● Given exercise
Write out, word for word, the items from the very start through the line containing "- hamburger-menu-icon[interactable]: [24, 26, 50, 48]", including that line.

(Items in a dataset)
────

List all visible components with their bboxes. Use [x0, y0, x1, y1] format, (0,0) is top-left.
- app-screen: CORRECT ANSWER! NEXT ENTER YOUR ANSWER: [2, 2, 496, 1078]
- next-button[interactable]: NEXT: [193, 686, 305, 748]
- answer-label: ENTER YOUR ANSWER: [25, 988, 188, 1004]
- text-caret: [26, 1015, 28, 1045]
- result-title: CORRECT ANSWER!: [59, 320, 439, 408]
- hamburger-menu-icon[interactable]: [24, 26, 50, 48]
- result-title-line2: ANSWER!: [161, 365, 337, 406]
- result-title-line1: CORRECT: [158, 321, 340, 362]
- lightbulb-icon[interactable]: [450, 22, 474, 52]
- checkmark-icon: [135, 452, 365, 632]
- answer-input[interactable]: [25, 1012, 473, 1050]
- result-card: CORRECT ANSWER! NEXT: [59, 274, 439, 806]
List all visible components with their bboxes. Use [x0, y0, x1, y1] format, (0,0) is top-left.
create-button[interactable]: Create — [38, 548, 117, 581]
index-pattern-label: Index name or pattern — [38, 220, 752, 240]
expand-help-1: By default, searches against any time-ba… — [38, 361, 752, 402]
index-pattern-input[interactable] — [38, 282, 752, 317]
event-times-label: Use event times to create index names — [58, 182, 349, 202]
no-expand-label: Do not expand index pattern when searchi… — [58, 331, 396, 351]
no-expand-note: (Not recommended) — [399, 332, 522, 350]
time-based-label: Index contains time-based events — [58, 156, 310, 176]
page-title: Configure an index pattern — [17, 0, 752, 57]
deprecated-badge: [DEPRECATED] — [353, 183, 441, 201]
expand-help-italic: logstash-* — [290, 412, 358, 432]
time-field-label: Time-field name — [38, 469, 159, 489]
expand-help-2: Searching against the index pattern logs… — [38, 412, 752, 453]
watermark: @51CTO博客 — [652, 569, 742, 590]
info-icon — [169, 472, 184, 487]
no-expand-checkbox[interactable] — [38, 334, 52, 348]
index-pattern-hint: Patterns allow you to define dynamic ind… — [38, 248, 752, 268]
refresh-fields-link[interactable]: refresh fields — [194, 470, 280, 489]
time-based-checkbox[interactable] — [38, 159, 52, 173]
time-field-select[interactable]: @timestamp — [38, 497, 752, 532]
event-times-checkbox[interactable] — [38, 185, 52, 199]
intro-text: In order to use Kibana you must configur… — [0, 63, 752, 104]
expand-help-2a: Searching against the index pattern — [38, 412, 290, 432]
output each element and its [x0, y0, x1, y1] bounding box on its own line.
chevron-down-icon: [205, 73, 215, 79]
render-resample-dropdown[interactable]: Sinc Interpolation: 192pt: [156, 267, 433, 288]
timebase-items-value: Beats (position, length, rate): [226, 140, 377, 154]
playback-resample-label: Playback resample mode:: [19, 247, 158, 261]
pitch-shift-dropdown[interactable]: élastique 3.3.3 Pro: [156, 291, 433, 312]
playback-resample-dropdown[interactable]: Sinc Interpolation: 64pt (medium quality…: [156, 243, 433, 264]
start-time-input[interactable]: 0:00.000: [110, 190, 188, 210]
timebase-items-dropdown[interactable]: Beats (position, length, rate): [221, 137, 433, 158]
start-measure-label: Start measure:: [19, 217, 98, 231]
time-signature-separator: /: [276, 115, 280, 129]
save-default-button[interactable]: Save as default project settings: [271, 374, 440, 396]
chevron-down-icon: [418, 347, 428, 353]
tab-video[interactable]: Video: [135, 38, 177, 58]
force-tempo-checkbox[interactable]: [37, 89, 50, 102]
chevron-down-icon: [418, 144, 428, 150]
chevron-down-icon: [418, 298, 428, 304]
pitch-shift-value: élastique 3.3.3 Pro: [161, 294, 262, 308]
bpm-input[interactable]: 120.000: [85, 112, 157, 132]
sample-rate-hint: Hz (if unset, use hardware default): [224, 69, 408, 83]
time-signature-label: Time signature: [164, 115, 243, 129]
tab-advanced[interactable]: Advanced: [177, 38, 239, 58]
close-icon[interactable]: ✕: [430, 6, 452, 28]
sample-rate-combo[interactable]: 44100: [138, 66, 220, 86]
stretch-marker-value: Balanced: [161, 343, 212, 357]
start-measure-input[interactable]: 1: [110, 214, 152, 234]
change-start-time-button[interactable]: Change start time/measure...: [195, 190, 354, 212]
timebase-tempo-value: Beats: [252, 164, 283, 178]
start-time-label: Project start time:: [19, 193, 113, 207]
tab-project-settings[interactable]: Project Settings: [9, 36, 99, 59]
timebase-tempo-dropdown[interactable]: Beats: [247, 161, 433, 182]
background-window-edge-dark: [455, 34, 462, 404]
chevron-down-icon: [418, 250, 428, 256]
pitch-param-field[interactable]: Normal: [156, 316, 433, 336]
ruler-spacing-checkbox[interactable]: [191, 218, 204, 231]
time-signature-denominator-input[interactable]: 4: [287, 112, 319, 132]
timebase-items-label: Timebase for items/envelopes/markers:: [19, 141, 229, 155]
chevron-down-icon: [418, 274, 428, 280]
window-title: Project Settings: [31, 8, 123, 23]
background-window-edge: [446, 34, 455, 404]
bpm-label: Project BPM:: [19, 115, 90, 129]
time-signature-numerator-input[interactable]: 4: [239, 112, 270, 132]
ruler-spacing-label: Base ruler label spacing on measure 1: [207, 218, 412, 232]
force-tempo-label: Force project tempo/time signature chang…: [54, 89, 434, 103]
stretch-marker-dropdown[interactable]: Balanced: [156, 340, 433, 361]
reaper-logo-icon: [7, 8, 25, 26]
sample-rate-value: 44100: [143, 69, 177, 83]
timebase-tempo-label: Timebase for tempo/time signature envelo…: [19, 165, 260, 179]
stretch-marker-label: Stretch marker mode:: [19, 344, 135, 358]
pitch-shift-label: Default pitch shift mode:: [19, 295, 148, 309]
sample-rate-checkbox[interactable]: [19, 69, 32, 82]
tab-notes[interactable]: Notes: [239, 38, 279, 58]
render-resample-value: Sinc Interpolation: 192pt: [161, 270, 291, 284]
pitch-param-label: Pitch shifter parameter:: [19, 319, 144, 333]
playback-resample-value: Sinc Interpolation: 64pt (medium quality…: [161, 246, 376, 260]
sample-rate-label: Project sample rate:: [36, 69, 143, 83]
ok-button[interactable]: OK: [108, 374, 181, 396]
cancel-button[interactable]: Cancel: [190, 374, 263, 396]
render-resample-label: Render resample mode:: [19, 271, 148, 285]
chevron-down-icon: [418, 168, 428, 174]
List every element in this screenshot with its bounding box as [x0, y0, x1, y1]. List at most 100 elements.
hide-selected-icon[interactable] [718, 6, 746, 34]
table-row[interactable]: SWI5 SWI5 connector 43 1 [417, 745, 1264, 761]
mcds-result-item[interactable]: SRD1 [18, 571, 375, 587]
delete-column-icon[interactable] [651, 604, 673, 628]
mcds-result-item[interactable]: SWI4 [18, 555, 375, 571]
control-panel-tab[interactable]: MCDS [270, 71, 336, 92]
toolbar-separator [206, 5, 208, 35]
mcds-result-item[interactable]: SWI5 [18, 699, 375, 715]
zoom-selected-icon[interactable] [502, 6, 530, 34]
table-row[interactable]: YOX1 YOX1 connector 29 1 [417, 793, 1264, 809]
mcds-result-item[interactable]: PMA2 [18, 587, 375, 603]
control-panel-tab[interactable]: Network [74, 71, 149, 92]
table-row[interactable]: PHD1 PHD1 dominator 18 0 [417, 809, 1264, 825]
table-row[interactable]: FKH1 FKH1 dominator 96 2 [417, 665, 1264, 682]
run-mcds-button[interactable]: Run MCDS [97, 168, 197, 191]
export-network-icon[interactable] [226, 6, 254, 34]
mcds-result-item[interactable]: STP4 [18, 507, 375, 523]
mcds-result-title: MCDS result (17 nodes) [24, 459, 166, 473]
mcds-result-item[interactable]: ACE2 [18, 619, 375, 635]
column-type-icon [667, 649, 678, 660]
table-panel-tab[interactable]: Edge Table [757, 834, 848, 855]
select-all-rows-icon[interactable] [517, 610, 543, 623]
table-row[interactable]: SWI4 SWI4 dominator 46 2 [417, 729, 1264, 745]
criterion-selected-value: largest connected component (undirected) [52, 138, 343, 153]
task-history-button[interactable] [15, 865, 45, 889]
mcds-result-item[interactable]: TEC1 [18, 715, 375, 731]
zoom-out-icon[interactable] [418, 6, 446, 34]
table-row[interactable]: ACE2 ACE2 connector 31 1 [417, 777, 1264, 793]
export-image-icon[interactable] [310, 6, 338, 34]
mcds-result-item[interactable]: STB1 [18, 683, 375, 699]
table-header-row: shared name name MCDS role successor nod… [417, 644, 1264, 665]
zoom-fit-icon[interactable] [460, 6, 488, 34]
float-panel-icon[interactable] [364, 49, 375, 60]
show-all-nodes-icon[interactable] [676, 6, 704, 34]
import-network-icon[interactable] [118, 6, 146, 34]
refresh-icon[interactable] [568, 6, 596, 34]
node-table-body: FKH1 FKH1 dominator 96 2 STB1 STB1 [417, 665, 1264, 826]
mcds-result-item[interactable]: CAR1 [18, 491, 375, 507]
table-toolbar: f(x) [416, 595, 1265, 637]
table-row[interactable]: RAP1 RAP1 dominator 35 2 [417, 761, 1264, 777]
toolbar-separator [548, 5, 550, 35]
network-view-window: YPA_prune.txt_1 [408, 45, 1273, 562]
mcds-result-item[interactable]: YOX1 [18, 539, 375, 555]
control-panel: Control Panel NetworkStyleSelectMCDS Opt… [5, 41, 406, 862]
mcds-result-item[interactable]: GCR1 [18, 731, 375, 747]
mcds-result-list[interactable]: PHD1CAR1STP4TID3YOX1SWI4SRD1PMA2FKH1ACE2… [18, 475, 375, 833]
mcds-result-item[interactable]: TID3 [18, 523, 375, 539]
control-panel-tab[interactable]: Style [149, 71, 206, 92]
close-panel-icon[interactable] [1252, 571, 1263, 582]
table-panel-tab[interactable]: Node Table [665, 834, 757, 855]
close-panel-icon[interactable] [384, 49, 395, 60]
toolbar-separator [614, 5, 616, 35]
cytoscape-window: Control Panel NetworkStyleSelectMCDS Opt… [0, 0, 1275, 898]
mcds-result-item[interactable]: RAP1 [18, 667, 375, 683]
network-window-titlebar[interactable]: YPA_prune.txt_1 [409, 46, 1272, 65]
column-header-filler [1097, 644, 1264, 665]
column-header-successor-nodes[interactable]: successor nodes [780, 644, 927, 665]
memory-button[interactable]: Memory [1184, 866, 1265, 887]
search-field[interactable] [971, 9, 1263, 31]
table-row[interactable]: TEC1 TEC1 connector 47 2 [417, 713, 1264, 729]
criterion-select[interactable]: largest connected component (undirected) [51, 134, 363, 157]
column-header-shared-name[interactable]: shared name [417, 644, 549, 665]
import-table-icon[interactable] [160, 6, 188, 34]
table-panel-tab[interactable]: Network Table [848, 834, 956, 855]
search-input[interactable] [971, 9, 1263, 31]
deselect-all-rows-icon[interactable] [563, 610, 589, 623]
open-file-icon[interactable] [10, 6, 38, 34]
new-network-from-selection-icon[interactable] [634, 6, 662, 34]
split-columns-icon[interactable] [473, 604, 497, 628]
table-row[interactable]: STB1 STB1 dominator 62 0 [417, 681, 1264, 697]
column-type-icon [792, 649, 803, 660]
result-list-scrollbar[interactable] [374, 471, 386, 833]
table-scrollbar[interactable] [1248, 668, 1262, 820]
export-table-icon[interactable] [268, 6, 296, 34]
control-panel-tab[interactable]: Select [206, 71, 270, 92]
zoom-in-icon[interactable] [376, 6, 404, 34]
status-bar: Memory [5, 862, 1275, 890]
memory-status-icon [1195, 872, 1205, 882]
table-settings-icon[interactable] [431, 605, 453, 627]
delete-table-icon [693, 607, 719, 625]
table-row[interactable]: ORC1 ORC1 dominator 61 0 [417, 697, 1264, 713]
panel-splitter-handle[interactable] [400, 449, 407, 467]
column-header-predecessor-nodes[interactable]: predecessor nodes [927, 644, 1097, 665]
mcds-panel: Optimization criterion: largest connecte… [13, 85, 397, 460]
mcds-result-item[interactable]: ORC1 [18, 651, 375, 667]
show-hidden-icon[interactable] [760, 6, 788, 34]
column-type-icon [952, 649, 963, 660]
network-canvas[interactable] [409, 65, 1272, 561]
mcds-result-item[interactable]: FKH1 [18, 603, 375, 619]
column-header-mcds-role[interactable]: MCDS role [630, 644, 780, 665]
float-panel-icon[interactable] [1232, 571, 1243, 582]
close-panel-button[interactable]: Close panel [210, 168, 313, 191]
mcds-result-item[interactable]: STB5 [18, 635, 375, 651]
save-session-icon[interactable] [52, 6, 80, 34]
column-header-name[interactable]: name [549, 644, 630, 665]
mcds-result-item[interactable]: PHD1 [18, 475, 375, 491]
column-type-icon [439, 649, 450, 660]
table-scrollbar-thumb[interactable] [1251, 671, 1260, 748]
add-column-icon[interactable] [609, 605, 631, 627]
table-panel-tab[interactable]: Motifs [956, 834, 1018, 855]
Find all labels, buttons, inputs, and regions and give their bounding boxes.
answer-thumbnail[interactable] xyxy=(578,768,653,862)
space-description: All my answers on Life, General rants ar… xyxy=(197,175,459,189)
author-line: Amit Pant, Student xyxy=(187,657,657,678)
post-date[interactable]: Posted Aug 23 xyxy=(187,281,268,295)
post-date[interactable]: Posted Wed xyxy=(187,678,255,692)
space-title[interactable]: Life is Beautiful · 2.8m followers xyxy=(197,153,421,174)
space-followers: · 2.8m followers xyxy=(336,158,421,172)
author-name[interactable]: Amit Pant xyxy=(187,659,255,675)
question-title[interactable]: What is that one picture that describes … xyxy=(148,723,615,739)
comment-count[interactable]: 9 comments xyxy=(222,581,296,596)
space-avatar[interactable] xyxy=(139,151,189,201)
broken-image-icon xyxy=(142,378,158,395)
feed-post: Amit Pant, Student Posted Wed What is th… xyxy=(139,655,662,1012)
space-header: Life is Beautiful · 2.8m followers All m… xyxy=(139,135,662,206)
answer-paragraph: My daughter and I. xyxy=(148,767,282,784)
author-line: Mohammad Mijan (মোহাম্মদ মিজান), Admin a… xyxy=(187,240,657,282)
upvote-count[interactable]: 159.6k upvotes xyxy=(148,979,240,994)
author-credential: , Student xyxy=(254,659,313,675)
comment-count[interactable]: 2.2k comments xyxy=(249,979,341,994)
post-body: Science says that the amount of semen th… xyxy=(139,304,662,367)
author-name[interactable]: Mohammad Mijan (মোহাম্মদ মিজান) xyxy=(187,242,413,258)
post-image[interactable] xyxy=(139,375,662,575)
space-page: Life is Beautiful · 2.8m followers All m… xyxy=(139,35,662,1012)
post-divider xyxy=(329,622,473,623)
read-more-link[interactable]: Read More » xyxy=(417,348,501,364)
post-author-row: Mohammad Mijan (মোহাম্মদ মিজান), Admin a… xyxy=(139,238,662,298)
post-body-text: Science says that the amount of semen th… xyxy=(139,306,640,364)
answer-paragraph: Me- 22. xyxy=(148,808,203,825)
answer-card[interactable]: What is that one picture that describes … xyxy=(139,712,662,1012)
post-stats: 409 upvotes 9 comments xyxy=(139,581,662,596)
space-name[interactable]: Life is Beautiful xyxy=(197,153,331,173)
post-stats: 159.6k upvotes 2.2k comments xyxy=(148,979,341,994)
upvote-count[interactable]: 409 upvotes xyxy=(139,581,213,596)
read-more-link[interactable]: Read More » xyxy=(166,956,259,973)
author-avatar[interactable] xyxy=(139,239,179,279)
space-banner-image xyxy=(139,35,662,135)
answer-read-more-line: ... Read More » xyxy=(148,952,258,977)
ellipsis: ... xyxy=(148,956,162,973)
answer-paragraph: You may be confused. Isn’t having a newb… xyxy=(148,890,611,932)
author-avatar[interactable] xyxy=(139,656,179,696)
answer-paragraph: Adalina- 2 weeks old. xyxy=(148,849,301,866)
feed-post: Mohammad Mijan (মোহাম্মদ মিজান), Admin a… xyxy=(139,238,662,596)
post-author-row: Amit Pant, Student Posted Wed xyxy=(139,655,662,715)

────

● Exercise response
List all visible components with their bboxes. Use [x0, y0, x1, y1] format, (0,0) is top-left.
- app-screen: CORRECT ANSWER! NEXT ENTER YOUR ANSWER: [2, 2, 496, 1078]
- next-button[interactable]: NEXT: [193, 686, 305, 748]
- answer-label: ENTER YOUR ANSWER: [25, 988, 188, 1004]
- text-caret: [26, 1015, 28, 1045]
- result-title: CORRECT ANSWER!: [59, 320, 439, 408]
- hamburger-menu-icon[interactable]: [24, 26, 50, 48]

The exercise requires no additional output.